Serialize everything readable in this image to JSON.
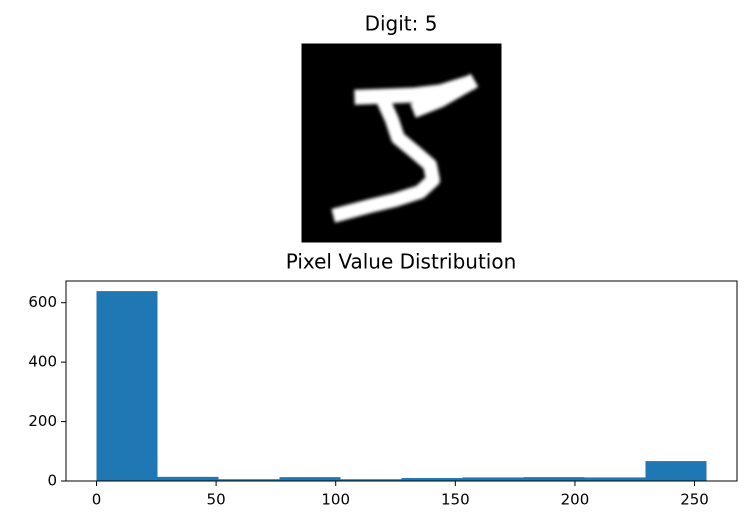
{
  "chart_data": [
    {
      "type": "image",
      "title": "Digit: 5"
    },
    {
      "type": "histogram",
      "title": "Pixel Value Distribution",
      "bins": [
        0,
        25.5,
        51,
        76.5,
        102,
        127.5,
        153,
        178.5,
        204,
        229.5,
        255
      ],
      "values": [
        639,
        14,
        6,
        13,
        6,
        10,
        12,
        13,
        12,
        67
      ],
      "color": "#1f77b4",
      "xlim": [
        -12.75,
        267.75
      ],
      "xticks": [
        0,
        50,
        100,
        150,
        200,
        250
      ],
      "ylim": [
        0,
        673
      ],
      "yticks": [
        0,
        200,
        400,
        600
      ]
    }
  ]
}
---
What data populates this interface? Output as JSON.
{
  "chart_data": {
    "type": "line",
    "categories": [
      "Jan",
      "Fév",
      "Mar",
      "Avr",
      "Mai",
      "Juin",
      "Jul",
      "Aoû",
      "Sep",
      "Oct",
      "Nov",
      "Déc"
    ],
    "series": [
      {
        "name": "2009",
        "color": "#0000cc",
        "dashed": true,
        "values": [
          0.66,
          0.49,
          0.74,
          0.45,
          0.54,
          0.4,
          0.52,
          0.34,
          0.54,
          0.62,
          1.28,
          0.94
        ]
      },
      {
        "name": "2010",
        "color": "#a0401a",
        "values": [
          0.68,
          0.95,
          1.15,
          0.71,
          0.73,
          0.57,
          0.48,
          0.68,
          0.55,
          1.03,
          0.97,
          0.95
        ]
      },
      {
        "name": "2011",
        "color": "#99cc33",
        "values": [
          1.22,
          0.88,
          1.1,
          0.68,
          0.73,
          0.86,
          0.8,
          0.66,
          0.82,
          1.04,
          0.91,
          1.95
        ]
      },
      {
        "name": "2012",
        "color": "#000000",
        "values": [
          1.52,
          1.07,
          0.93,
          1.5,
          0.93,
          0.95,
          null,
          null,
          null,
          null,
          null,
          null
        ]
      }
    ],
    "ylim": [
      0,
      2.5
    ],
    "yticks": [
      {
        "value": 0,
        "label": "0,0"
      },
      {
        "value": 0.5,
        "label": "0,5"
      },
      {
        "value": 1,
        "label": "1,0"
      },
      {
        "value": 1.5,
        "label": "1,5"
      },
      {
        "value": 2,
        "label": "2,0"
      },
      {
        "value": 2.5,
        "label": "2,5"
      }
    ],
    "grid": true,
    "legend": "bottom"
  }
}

> Your instructions
Which lines contain "this"? Copy each of them.

> Answer for the task
Serialize everything readable in this image to JSON.
What data populates this interface? Output as JSON.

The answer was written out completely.